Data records
◇ ◇ ◇ ◇ ◇

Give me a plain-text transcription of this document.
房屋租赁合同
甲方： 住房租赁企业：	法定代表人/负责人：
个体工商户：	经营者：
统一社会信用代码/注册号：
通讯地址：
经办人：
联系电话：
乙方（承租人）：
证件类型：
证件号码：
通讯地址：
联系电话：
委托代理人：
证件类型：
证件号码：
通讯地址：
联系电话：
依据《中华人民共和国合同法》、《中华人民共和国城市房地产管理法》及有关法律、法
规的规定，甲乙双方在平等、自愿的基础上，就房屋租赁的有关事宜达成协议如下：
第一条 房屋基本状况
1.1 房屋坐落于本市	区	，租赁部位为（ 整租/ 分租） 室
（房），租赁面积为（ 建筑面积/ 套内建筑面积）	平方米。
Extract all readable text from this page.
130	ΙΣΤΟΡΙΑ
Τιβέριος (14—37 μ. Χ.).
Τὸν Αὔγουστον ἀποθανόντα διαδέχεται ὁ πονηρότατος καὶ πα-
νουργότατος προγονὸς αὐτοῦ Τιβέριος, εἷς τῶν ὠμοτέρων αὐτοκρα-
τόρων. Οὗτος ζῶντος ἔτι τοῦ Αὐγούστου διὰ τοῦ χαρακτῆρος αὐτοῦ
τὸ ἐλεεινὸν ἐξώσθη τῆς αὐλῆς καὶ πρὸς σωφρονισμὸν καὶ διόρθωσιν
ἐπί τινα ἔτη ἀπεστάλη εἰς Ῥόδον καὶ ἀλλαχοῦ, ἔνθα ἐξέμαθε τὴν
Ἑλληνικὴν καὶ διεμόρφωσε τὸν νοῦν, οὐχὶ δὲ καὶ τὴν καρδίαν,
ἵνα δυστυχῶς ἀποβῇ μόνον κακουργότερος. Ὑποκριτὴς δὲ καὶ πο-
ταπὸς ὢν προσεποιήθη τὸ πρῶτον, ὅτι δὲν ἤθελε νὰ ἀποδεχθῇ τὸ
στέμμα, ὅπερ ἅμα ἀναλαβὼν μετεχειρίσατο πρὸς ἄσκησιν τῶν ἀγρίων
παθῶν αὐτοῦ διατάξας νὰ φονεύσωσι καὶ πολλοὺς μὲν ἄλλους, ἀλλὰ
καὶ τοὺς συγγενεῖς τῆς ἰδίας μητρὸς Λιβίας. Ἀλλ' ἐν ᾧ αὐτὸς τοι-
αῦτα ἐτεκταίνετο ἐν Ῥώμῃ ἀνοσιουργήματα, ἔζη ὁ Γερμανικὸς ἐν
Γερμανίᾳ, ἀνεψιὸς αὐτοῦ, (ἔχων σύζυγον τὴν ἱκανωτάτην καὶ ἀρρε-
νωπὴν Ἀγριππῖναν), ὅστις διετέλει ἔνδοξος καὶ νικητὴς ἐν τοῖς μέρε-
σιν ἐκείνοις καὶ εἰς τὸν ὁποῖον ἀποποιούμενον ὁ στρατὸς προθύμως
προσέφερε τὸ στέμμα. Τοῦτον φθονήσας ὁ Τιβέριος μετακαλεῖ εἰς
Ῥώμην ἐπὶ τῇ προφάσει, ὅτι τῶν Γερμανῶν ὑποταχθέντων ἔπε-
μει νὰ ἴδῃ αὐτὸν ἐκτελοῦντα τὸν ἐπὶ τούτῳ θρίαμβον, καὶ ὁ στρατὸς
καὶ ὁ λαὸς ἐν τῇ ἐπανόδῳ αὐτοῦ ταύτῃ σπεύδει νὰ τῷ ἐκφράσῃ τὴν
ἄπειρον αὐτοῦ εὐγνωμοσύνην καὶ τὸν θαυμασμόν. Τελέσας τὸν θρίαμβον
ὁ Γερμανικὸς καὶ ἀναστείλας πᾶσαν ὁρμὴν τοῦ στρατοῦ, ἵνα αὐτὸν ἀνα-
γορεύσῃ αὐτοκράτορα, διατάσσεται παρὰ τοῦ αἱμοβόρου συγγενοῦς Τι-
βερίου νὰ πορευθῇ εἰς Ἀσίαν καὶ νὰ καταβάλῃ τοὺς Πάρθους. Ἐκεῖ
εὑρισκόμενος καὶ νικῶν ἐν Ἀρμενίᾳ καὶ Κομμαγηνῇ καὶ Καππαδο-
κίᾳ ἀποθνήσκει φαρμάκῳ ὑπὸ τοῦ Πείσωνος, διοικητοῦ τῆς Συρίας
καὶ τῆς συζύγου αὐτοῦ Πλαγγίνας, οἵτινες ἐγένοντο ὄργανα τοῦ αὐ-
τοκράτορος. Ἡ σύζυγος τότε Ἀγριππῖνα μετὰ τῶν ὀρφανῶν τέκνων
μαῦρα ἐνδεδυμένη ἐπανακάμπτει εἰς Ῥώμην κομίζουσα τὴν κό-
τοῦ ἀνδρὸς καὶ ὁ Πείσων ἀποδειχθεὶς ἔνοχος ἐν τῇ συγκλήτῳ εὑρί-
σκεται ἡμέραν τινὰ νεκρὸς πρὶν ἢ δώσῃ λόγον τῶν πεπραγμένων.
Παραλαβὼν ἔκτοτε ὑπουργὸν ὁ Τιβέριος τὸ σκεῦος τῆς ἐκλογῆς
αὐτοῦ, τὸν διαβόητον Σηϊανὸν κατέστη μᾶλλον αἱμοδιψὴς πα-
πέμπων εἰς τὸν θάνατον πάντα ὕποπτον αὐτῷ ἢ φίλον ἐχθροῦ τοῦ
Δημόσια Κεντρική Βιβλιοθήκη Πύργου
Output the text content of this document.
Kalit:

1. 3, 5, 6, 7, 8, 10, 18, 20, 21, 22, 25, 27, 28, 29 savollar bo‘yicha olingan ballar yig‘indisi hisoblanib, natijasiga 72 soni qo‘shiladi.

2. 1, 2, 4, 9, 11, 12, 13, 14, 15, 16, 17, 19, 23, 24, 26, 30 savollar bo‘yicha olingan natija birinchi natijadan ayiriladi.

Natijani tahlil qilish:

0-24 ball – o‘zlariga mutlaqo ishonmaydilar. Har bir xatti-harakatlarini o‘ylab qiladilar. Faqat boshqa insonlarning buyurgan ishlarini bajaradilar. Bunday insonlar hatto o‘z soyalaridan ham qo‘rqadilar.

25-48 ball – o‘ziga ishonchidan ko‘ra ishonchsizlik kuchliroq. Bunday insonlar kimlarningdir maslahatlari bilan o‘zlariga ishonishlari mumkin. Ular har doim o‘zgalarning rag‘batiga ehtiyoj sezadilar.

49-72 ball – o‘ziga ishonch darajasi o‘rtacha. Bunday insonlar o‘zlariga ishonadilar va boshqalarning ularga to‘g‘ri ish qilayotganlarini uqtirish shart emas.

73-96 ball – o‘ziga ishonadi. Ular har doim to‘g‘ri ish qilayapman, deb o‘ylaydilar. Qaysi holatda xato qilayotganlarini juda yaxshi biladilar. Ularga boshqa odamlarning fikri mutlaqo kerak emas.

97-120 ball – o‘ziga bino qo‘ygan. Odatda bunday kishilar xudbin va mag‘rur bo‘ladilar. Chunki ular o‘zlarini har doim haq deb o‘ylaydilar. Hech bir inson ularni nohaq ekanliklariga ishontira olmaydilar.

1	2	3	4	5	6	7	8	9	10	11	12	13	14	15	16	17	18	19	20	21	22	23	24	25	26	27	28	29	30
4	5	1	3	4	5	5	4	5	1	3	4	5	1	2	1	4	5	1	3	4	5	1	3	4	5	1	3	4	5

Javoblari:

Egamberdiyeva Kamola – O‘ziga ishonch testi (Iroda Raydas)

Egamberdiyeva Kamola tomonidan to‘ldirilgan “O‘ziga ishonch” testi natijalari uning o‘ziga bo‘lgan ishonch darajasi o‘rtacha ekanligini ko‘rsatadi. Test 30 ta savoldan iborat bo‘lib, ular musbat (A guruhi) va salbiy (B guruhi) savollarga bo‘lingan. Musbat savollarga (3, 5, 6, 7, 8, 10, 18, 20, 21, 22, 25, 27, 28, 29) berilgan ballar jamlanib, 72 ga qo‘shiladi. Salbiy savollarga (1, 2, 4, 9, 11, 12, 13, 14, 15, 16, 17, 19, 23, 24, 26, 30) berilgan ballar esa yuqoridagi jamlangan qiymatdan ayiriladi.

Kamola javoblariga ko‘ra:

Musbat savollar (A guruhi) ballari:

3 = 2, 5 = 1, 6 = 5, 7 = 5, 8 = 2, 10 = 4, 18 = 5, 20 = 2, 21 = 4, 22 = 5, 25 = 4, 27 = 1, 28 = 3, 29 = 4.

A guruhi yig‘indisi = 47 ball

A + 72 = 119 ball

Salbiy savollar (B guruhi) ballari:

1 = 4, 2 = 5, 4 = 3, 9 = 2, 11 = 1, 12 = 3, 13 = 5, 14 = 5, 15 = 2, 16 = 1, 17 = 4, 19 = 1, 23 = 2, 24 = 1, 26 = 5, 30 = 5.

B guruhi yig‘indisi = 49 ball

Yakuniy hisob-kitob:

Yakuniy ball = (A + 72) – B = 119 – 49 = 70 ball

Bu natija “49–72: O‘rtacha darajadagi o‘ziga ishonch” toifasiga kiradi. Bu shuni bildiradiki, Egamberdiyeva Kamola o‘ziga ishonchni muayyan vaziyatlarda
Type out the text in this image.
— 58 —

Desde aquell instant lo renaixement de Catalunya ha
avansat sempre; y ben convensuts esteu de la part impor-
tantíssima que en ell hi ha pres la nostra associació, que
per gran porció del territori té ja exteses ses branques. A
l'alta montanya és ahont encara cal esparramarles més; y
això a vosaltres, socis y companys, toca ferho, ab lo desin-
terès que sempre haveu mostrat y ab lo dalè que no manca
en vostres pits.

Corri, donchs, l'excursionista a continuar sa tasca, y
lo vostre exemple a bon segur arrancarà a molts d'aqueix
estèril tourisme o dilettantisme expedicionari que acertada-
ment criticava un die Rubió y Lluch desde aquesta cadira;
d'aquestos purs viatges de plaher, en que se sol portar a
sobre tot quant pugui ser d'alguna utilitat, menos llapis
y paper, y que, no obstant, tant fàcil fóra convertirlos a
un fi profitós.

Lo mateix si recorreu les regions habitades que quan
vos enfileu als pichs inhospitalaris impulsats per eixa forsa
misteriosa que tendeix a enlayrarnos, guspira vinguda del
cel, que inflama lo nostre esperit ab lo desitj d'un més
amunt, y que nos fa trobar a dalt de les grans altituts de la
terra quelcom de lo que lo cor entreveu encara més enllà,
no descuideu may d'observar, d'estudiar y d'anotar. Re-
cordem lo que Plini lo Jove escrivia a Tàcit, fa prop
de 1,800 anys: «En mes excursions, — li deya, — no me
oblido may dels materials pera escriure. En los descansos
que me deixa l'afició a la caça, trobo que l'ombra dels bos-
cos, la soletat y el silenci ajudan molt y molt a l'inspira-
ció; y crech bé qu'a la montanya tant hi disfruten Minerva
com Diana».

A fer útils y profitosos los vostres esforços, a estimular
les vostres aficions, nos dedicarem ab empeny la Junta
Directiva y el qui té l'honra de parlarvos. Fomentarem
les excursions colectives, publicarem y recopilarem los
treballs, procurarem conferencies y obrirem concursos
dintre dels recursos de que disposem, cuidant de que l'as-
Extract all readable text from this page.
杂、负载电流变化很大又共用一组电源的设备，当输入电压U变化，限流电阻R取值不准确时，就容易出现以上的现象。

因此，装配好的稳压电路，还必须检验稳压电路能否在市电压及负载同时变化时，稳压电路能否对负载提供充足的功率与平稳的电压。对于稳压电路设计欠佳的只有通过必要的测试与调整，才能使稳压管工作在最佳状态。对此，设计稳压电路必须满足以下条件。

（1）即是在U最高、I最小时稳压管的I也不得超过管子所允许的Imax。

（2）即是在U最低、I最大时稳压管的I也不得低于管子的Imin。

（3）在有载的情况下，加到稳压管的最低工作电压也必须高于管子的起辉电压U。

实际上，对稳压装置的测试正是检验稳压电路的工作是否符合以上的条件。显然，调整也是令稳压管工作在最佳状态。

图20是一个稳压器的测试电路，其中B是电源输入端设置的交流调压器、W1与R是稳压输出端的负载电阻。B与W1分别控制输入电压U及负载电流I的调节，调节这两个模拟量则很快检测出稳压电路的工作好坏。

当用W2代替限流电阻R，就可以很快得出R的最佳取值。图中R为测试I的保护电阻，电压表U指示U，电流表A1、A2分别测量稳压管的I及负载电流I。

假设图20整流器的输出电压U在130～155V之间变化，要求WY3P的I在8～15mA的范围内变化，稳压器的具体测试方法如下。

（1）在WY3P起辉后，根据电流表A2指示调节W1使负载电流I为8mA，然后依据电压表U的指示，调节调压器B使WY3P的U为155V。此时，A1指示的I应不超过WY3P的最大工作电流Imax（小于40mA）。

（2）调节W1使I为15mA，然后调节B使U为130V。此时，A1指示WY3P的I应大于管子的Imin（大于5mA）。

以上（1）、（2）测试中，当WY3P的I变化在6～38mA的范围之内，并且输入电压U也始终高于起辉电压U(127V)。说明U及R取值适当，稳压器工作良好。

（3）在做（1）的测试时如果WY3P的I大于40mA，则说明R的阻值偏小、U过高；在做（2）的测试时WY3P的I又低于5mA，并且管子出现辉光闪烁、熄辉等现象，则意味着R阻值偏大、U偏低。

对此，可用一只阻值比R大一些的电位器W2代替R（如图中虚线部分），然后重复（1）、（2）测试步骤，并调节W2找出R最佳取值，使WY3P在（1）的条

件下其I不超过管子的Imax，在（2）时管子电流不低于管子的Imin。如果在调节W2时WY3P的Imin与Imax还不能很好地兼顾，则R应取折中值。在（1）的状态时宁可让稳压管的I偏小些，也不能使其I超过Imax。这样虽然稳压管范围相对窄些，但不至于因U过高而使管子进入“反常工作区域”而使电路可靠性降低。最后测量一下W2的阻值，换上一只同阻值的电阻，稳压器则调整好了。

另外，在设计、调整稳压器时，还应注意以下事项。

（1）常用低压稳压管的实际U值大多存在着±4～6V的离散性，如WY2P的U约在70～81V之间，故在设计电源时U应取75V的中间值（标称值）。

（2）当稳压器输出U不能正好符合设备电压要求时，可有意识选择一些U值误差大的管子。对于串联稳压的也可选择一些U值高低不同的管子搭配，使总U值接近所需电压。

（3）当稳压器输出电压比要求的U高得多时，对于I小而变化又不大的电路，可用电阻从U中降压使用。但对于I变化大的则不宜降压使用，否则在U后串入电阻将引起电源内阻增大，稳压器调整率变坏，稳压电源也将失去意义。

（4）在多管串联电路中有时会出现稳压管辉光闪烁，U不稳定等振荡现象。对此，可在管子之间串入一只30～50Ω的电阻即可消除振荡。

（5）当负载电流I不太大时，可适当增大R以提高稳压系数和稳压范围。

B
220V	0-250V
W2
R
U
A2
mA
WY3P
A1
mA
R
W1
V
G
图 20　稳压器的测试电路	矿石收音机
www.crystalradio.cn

◇ ◇ ◇ ◇ ◇

Given exercise: Copy out all lines from the material above that contain the string "dels".

Final result:
oblido may dels materials pera escriure. En los descansos
que me deixa l'afició a la caça, trobo que l'ombra dels bos-
dintre dels recursos de que disposem, cuidant de que l'as-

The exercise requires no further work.